Stored records

****************************************

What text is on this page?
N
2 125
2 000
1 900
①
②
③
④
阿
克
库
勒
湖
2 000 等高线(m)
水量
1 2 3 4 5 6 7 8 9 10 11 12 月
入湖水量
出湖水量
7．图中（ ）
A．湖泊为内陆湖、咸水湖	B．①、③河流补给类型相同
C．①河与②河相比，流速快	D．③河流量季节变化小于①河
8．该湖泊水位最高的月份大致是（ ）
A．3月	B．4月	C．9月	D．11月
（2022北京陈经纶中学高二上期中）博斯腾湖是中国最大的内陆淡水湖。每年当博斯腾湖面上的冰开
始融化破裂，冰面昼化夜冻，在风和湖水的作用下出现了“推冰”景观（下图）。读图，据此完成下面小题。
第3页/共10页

****************************************

Required work
Retype each record exactly, leaving nothing out.

Result
What text is on this page?
N
2 125
2 000
1 900
①
②
③
④
阿
克
库
勒
湖
2 000 等高线(m)
水量
1 2 3 4 5 6 7 8 9 10 11 12 月
入湖水量
出湖水量
7．图中（ ）
A．湖泊为内陆湖、咸水湖	B．①、③河流补给类型相同
C．①河与②河相比，流速快	D．③河流量季节变化小于①河
8．该湖泊水位最高的月份大致是（ ）
A．3月	B．4月	C．9月	D．11月
（2022北京陈经纶中学高二上期中）博斯腾湖是中国最大的内陆淡水湖。每年当博斯腾湖面上的冰开
始融化破裂，冰面昼化夜冻，在风和湖水的作用下出现了“推冰”景观（下图）。读图，据此完成下面小题。
第3页/共10页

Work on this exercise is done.